**WHAT THE TASK ASKS**
From the listing below, copy every line with the word "REALTORS".

►

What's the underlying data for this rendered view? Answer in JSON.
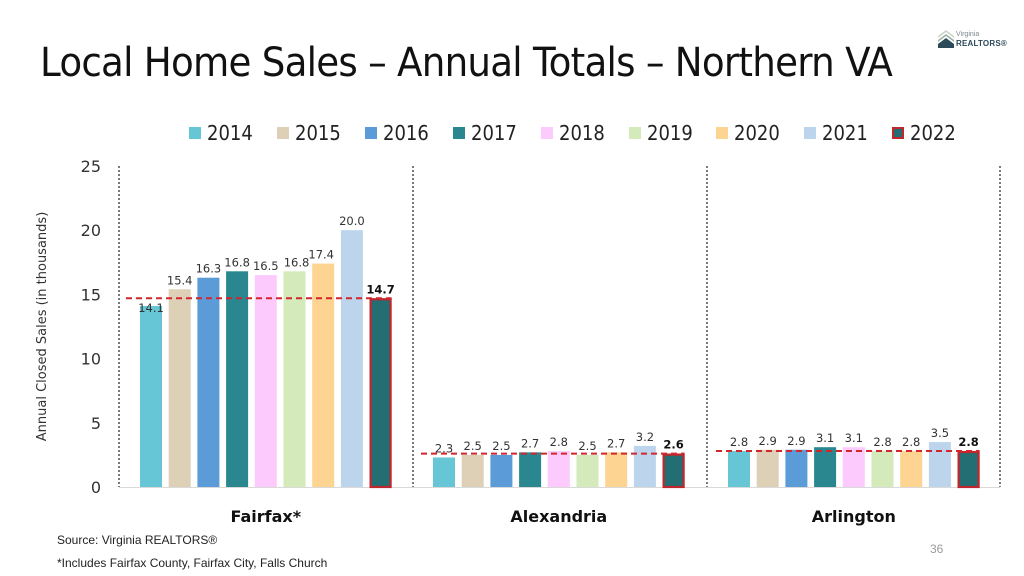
{
  "slide": {
    "title": "Local Home Sales – Annual Totals – Northern VA",
    "logo": {
      "line1": "Virginia",
      "line2": "REALTORS®",
      "icon": "house-chevron-logo-icon"
    },
    "footer_source": "Source: Virginia REALTORS®",
    "footer_note": "*Includes Fairfax County, Fairfax City, Falls Church",
    "page_number": "36"
  },
  "colors": {
    "2014": "#67c6d5",
    "2015": "#ddd0b6",
    "2016": "#5b9bd8",
    "2017": "#2a8790",
    "2018": "#fdcafd",
    "2019": "#d5eabb",
    "2020": "#fdd491",
    "2021": "#bcd5ec",
    "2022": "#226e73",
    "highlight_border": "#c0262c",
    "reference_line": "#d0262c"
  },
  "chart_data": {
    "type": "bar",
    "title": "Local Home Sales – Annual Totals – Northern VA",
    "xlabel": "",
    "ylabel": "Annual Closed Sales (in thousands)",
    "ylim": [
      0,
      25
    ],
    "yticks": [
      0,
      5,
      10,
      15,
      20,
      25
    ],
    "grid": false,
    "legend_position": "top",
    "categories": [
      "Fairfax*",
      "Alexandria",
      "Arlington"
    ],
    "series": [
      {
        "name": "2014",
        "values": [
          14.1,
          2.3,
          2.8
        ]
      },
      {
        "name": "2015",
        "values": [
          15.4,
          2.5,
          2.9
        ]
      },
      {
        "name": "2016",
        "values": [
          16.3,
          2.5,
          2.9
        ]
      },
      {
        "name": "2017",
        "values": [
          16.8,
          2.7,
          3.1
        ]
      },
      {
        "name": "2018",
        "values": [
          16.5,
          2.8,
          3.1
        ]
      },
      {
        "name": "2019",
        "values": [
          16.8,
          2.5,
          2.8
        ]
      },
      {
        "name": "2020",
        "values": [
          17.4,
          2.7,
          2.8
        ]
      },
      {
        "name": "2021",
        "values": [
          20.0,
          3.2,
          3.5
        ]
      },
      {
        "name": "2022",
        "values": [
          14.7,
          2.6,
          2.8
        ],
        "highlighted": true
      }
    ],
    "data_labels": [
      [
        "14.1",
        "15.4",
        "16.3",
        "16.8",
        "16.5",
        "16.8",
        "17.4",
        "20.0",
        "14.7"
      ],
      [
        "2.3",
        "2.5",
        "2.5",
        "2.7",
        "2.8",
        "2.5",
        "2.7",
        "3.2",
        "2.6"
      ],
      [
        "2.8",
        "2.9",
        "2.9",
        "3.1",
        "3.1",
        "2.8",
        "2.8",
        "3.5",
        "2.8"
      ]
    ],
    "reference_lines": [
      {
        "category": "Fairfax*",
        "value": 14.7,
        "style": "dashed-red"
      },
      {
        "category": "Alexandria",
        "value": 2.6,
        "style": "dashed-red"
      },
      {
        "category": "Arlington",
        "value": 2.8,
        "style": "dashed-red"
      }
    ],
    "group_separators": "dotted-vertical"
  }
}
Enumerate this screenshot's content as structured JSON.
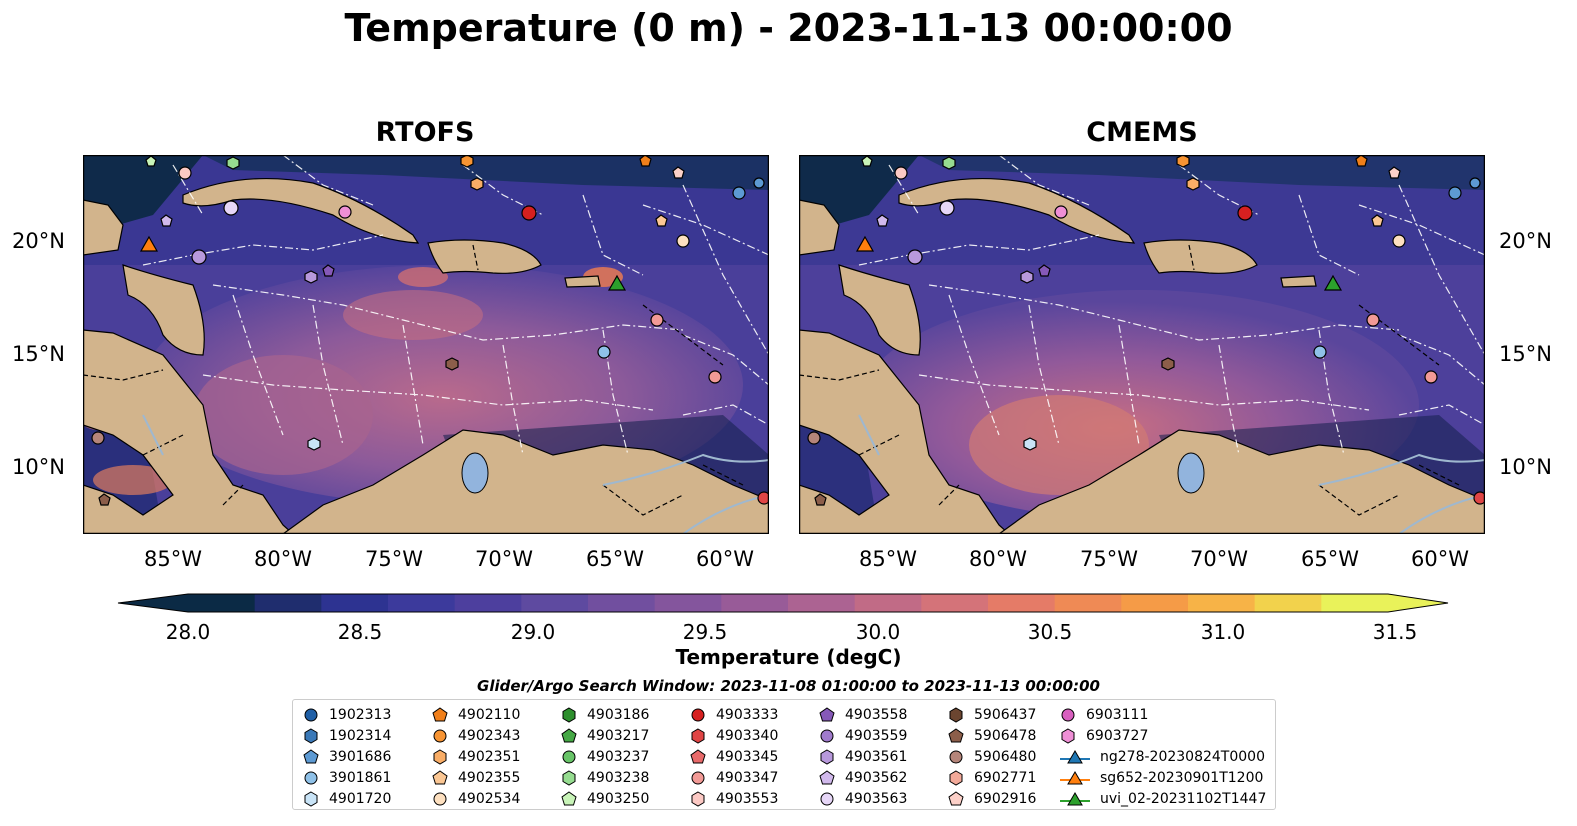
{
  "title": "Temperature (0 m) - 2023-11-13 00:00:00",
  "panels": [
    {
      "title": "RTOFS",
      "x_ticks": [
        "85°W",
        "80°W",
        "75°W",
        "70°W",
        "65°W",
        "60°W"
      ],
      "y_ticks": [
        "20°N",
        "15°N",
        "10°N"
      ]
    },
    {
      "title": "CMEMS",
      "x_ticks": [
        "85°W",
        "80°W",
        "75°W",
        "70°W",
        "65°W",
        "60°W"
      ],
      "y_ticks": [
        "20°N",
        "15°N",
        "10°N"
      ]
    }
  ],
  "colorbar": {
    "label": "Temperature (degC)",
    "ticks": [
      "28.0",
      "28.5",
      "29.0",
      "29.5",
      "30.0",
      "30.5",
      "31.0",
      "31.5"
    ],
    "colors": [
      "#0b2a45",
      "#1f2d6e",
      "#2d3391",
      "#3c3a9c",
      "#4d3f9e",
      "#5e4aa0",
      "#714f9f",
      "#84559d",
      "#985b98",
      "#ac6392",
      "#c16b86",
      "#d47379",
      "#e57b67",
      "#ef8a55",
      "#f59b47",
      "#f7b347",
      "#f2d24c",
      "#e9f25a"
    ],
    "min_color": "#0b2a45",
    "max_color": "#e9f25a"
  },
  "search_window": "Glider/Argo Search Window: 2023-11-08 01:00:00 to 2023-11-13 00:00:00",
  "legend": {
    "columns": [
      [
        {
          "label": "1902313",
          "shape": "circle",
          "color": "#1f5fa6"
        },
        {
          "label": "1902314",
          "shape": "hexagon",
          "color": "#3a79b8"
        },
        {
          "label": "3901686",
          "shape": "pentagon",
          "color": "#5d9ad3"
        },
        {
          "label": "3901861",
          "shape": "circle",
          "color": "#8fc1e8"
        },
        {
          "label": "4901720",
          "shape": "hexagon",
          "color": "#c9e4f7"
        }
      ],
      [
        {
          "label": "4902110",
          "shape": "pentagon",
          "color": "#f07f1a"
        },
        {
          "label": "4902343",
          "shape": "circle",
          "color": "#f79433"
        },
        {
          "label": "4902351",
          "shape": "hexagon",
          "color": "#f9ad66"
        },
        {
          "label": "4902355",
          "shape": "pentagon",
          "color": "#fbc794"
        },
        {
          "label": "4902534",
          "shape": "circle",
          "color": "#fde0c0"
        }
      ],
      [
        {
          "label": "4903186",
          "shape": "hexagon",
          "color": "#2d8f2d"
        },
        {
          "label": "4903217",
          "shape": "pentagon",
          "color": "#45a845"
        },
        {
          "label": "4903237",
          "shape": "circle",
          "color": "#68c468"
        },
        {
          "label": "4903238",
          "shape": "hexagon",
          "color": "#96dc90"
        },
        {
          "label": "4903250",
          "shape": "pentagon",
          "color": "#c8f4b8"
        }
      ],
      [
        {
          "label": "4903333",
          "shape": "circle",
          "color": "#d62020"
        },
        {
          "label": "4903340",
          "shape": "hexagon",
          "color": "#e04545"
        },
        {
          "label": "4903345",
          "shape": "pentagon",
          "color": "#e86a6a"
        },
        {
          "label": "4903347",
          "shape": "circle",
          "color": "#f29a96"
        },
        {
          "label": "4903553",
          "shape": "hexagon",
          "color": "#fcc9c4"
        }
      ],
      [
        {
          "label": "4903558",
          "shape": "pentagon",
          "color": "#8659b8"
        },
        {
          "label": "4903559",
          "shape": "circle",
          "color": "#a07bcc"
        },
        {
          "label": "4903561",
          "shape": "hexagon",
          "color": "#b899dc"
        },
        {
          "label": "4903562",
          "shape": "pentagon",
          "color": "#d1b9ec"
        },
        {
          "label": "4903563",
          "shape": "circle",
          "color": "#e6d6f7"
        }
      ],
      [
        {
          "label": "5906437",
          "shape": "hexagon",
          "color": "#6b4530"
        },
        {
          "label": "5906478",
          "shape": "pentagon",
          "color": "#8c5e4a"
        },
        {
          "label": "5906480",
          "shape": "circle",
          "color": "#b5857a"
        },
        {
          "label": "6902771",
          "shape": "hexagon",
          "color": "#f2a999"
        },
        {
          "label": "6902916",
          "shape": "pentagon",
          "color": "#fcd0c8"
        }
      ],
      [
        {
          "label": "6903111",
          "shape": "circle",
          "color": "#d85fbf"
        },
        {
          "label": "6903727",
          "shape": "hexagon",
          "color": "#ef8fd6"
        },
        {
          "label": "ng278-20230824T0000",
          "shape": "triangle-line",
          "color": "#1f77b4"
        },
        {
          "label": "sg652-20230901T1200",
          "shape": "triangle-line",
          "color": "#ff7f0e"
        },
        {
          "label": "uvi_02-20231102T1447",
          "shape": "triangle-line",
          "color": "#2ca02c"
        }
      ]
    ]
  },
  "map_colors": {
    "land": "#d2b48c",
    "ocean_warm": "#9c5e96",
    "ocean_mid": "#5c479c",
    "ocean_cool": "#2f3487",
    "ocean_deep": "#0c2340",
    "river": "#9fb8cf",
    "lake": "#92b4dd"
  }
}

◄

**RESULT OF THIS TASK**
      "line2": "REALTORS®",
    "footer_source": "Source: Virginia REALTORS®",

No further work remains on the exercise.